(Stored data entries)
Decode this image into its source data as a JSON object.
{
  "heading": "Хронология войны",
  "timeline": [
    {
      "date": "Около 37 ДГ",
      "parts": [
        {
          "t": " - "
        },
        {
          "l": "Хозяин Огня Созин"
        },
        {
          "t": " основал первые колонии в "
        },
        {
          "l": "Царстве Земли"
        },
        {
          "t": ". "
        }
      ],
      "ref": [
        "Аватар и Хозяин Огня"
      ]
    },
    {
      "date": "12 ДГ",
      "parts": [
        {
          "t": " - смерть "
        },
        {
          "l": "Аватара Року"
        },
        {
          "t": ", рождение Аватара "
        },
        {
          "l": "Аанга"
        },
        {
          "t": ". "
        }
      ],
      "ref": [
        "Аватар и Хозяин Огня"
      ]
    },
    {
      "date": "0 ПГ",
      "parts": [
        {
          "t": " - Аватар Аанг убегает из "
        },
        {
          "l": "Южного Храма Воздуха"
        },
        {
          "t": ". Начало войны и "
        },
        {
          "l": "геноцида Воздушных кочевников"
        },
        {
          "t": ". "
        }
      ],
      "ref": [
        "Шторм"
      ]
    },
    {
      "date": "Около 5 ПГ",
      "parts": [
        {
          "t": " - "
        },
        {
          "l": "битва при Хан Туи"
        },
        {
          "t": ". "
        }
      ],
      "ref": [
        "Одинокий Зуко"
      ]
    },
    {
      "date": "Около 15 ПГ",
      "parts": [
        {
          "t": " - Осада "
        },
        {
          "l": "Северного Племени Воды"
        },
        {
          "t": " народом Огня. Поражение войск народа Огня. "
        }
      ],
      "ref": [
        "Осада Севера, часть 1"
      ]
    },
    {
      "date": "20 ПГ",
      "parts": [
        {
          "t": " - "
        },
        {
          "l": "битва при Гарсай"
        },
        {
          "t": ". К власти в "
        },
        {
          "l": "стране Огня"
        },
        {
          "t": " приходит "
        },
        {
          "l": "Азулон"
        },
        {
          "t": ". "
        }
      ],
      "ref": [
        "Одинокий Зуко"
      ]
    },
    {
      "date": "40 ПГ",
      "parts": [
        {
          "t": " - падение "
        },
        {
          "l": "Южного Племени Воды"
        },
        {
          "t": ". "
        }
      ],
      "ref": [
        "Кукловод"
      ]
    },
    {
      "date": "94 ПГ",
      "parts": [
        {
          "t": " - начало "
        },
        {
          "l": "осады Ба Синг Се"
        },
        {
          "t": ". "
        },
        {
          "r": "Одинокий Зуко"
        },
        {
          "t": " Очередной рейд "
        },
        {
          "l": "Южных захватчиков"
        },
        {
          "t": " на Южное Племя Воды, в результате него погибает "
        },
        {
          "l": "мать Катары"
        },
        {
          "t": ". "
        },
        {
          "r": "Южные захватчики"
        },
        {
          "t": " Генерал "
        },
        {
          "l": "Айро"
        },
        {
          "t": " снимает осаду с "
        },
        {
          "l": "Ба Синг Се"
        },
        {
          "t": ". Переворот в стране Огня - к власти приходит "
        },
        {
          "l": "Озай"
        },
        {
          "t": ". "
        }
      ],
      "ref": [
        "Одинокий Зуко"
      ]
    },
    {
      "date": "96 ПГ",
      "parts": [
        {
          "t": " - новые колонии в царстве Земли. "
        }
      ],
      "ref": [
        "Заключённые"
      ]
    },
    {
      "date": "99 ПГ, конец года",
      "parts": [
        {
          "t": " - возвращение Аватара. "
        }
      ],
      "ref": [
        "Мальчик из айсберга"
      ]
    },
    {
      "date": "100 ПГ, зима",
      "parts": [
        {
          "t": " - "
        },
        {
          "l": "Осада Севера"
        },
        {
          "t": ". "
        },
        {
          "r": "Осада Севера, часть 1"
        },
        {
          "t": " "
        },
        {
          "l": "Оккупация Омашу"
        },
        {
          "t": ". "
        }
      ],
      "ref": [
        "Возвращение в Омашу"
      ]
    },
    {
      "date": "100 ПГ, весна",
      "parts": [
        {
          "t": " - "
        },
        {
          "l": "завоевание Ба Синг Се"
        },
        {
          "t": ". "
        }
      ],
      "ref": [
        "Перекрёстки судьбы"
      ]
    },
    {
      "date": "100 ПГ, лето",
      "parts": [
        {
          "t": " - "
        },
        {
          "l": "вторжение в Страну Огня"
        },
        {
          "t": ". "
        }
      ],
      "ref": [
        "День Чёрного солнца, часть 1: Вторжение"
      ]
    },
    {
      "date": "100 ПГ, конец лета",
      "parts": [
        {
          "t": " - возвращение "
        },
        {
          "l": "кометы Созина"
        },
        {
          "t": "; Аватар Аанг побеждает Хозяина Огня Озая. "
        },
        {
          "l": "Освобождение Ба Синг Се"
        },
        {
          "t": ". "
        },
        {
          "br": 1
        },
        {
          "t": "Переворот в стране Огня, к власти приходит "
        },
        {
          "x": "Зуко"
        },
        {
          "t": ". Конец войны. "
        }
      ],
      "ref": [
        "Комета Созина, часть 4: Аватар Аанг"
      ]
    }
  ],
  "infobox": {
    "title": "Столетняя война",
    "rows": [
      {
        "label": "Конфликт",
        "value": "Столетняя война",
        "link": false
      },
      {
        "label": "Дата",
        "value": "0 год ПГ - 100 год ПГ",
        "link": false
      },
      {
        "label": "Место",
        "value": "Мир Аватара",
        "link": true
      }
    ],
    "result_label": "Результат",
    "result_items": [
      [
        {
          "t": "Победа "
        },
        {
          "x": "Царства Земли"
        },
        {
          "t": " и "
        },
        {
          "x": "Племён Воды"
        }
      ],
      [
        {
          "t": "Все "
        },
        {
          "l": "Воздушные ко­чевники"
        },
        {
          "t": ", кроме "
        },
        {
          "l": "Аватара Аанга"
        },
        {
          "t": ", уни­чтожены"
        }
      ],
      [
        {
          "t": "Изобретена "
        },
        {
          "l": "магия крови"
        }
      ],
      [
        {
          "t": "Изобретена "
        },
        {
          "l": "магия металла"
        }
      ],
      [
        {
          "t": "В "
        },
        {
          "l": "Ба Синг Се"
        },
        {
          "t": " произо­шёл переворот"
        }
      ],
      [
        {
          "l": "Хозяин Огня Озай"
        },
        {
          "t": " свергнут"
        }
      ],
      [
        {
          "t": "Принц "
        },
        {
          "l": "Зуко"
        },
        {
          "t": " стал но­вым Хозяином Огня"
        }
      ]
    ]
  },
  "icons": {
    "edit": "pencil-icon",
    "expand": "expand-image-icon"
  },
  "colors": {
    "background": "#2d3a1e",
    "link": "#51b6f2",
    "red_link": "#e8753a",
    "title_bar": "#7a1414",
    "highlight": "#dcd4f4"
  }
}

-- JOB --
Extract the full listing above without alteration.

-- ANSWER BELOW --
Decode this image into its source data as a JSON object.
{
  "heading": "Хронология войны",
  "timeline": [
    {
      "date": "Около 37 ДГ",
      "parts": [
        {
          "t": " - "
        },
        {
          "l": "Хозяин Огня Созин"
        },
        {
          "t": " основал первые колонии в "
        },
        {
          "l": "Царстве Земли"
        },
        {
          "t": ". "
        }
      ],
      "ref": [
        "Аватар и Хозяин Огня"
      ]
    },
    {
      "date": "12 ДГ",
      "parts": [
        {
          "t": " - смерть "
        },
        {
          "l": "Аватара Року"
        },
        {
          "t": ", рождение Аватара "
        },
        {
          "l": "Аанга"
        },
        {
          "t": ". "
        }
      ],
      "ref": [
        "Аватар и Хозяин Огня"
      ]
    },
    {
      "date": "0 ПГ",
      "parts": [
        {
          "t": " - Аватар Аанг убегает из "
        },
        {
          "l": "Южного Храма Воздуха"
        },
        {
          "t": ". Начало войны и "
        },
        {
          "l": "геноцида Воздушных кочевников"
        },
        {
          "t": ". "
        }
      ],
      "ref": [
        "Шторм"
      ]
    },
    {
      "date": "Около 5 ПГ",
      "parts": [
        {
          "t": " - "
        },
        {
          "l": "битва при Хан Туи"
        },
        {
          "t": ". "
        }
      ],
      "ref": [
        "Одинокий Зуко"
      ]
    },
    {
      "date": "Около 15 ПГ",
      "parts": [
        {
          "t": " - Осада "
        },
        {
          "l": "Северного Племени Воды"
        },
        {
          "t": " народом Огня. Поражение войск народа Огня. "
        }
      ],
      "ref": [
        "Осада Севера, часть 1"
      ]
    },
    {
      "date": "20 ПГ",
      "parts": [
        {
          "t": " - "
        },
        {
          "l": "битва при Гарсай"
        },
        {
          "t": ". К власти в "
        },
        {
          "l": "стране Огня"
        },
        {
          "t": " приходит "
        },
        {
          "l": "Азулон"
        },
        {
          "t": ". "
        }
      ],
      "ref": [
        "Одинокий Зуко"
      ]
    },
    {
      "date": "40 ПГ",
      "parts": [
        {
          "t": " - падение "
        },
        {
          "l": "Южного Племени Воды"
        },
        {
          "t": ". "
        }
      ],
      "ref": [
        "Кукловод"
      ]
    },
    {
      "date": "94 ПГ",
      "parts": [
        {
          "t": " - начало "
        },
        {
          "l": "осады Ба Синг Се"
        },
        {
          "t": ". "
        },
        {
          "r": "Одинокий Зуко"
        },
        {
          "t": " Очередной рейд "
        },
        {
          "l": "Южных захватчиков"
        },
        {
          "t": " на Южное Племя Воды, в результате него погибает "
        },
        {
          "l": "мать Катары"
        },
        {
          "t": ". "
        },
        {
          "r": "Южные захватчики"
        },
        {
          "t": " Генерал "
        },
        {
          "l": "Айро"
        },
        {
          "t": " снимает осаду с "
        },
        {
          "l": "Ба Синг Се"
        },
        {
          "t": ". Переворот в стране Огня - к власти приходит "
        },
        {
          "l": "Озай"
        },
        {
          "t": ". "
        }
      ],
      "ref": [
        "Одинокий Зуко"
      ]
    },
    {
      "date": "96 ПГ",
      "parts": [
        {
          "t": " - новые колонии в царстве Земли. "
        }
      ],
      "ref": [
        "Заключённые"
      ]
    },
    {
      "date": "99 ПГ, конец года",
      "parts": [
        {
          "t": " - возвращение Аватара. "
        }
      ],
      "ref": [
        "Мальчик из айсберга"
      ]
    },
    {
      "date": "100 ПГ, зима",
      "parts": [
        {
          "t": " - "
        },
        {
          "l": "Осада Севера"
        },
        {
          "t": ". "
        },
        {
          "r": "Осада Севера, часть 1"
        },
        {
          "t": " "
        },
        {
          "l": "Оккупация Омашу"
        },
        {
          "t": ". "
        }
      ],
      "ref": [
        "Возвращение в Омашу"
      ]
    },
    {
      "date": "100 ПГ, весна",
      "parts": [
        {
          "t": " - "
        },
        {
          "l": "завоевание Ба Синг Се"
        },
        {
          "t": ". "
        }
      ],
      "ref": [
        "Перекрёстки судьбы"
      ]
    },
    {
      "date": "100 ПГ, лето",
      "parts": [
        {
          "t": " - "
        },
        {
          "l": "вторжение в Страну Огня"
        },
        {
          "t": ". "
        }
      ],
      "ref": [
        "День Чёрного солнца, часть 1: Вторжение"
      ]
    },
    {
      "date": "100 ПГ, конец лета",
      "parts": [
        {
          "t": " - возвращение "
        },
        {
          "l": "кометы Созина"
        },
        {
          "t": "; Аватар Аанг побеждает Хозяина Огня Озая. "
        },
        {
          "l": "Освобождение Ба Синг Се"
        },
        {
          "t": ". "
        },
        {
          "br": 1
        },
        {
          "t": "Переворот в стране Огня, к власти приходит "
        },
        {
          "x": "Зуко"
        },
        {
          "t": ". Конец войны. "
        }
      ],
      "ref": [
        "Комета Созина, часть 4: Аватар Аанг"
      ]
    }
  ],
  "infobox": {
    "title": "Столетняя война",
    "rows": [
      {
        "label": "Конфликт",
        "value": "Столетняя война",
        "link": false
      },
      {
        "label": "Дата",
        "value": "0 год ПГ - 100 год ПГ",
        "link": false
      },
      {
        "label": "Место",
        "value": "Мир Аватара",
        "link": true
      }
    ],
    "result_label": "Результат",
    "result_items": [
      [
        {
          "t": "Победа "
        },
        {
          "x": "Царства Земли"
        },
        {
          "t": " и "
        },
        {
          "x": "Племён Воды"
        }
      ],
      [
        {
          "t": "Все "
        },
        {
          "l": "Воздушные ко­чевники"
        },
        {
          "t": ", кроме "
        },
        {
          "l": "Аватара Аанга"
        },
        {
          "t": ", уни­чтожены"
        }
      ],
      [
        {
          "t": "Изобретена "
        },
        {
          "l": "магия крови"
        }
      ],
      [
        {
          "t": "Изобретена "
        },
        {
          "l": "магия металла"
        }
      ],
      [
        {
          "t": "В "
        },
        {
          "l": "Ба Синг Се"
        },
        {
          "t": " произо­шёл переворот"
        }
      ],
      [
        {
          "l": "Хозяин Огня Озай"
        },
        {
          "t": " свергнут"
        }
      ],
      [
        {
          "t": "Принц "
        },
        {
          "l": "Зуко"
        },
        {
          "t": " стал но­вым Хозяином Огня"
        }
      ]
    ]
  },
  "icons": {
    "edit": "pencil-icon",
    "expand": "expand-image-icon"
  },
  "colors": {
    "background": "#2d3a1e",
    "link": "#51b6f2",
    "red_link": "#e8753a",
    "title_bar": "#7a1414",
    "highlight": "#dcd4f4"
  }
}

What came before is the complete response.